> _Problem statement_
Only the lines holding the string "千鳥駅東口周辺整備事業" are needed. Copy each one.

-------- Exercise material --------

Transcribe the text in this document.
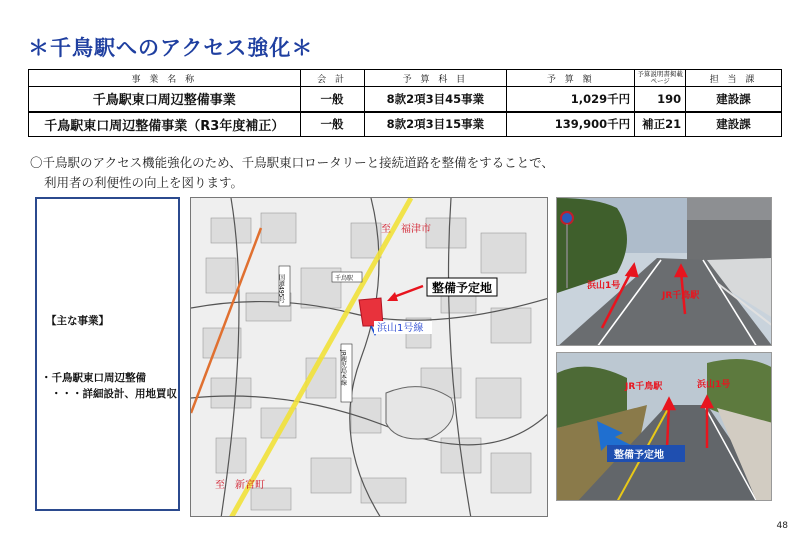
＊千鳥駅へのアクセス強化＊
事 業 名 称	会 計	予 算 科 目	予 算 額	予算説明書掲載ページ	担 当 課
千鳥駅東口周辺整備事業	一般	8款2項3目45事業	1,029千円	190	建設課
千鳥駅東口周辺整備事業（R3年度補正）	一般	8款2項3目15事業	139,900千円	補正21	建設課
〇千鳥駅のアクセス機能強化のため、千鳥駅東口ロータリーと接続道路を整備をすることで、
利用者の利便性の向上を図ります。
【主な事業】
・千鳥駅東口周辺整備
・・・詳細設計、用地買収
至　福津市
至　新宮町
整備予定地
浜山1号線
千鳥駅
国道495号
JR鹿児島本線
浜山1号
JR千鳥駅
JR千鳥駅	浜山1号
整備予定地
48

--------

> _Output for this exercise_
千鳥駅東口周辺整備事業	一般	8款2項3目45事業	1,029千円	190	建設課
千鳥駅東口周辺整備事業（R3年度補正）	一般	8款2項3目15事業	139,900千円	補正21	建設課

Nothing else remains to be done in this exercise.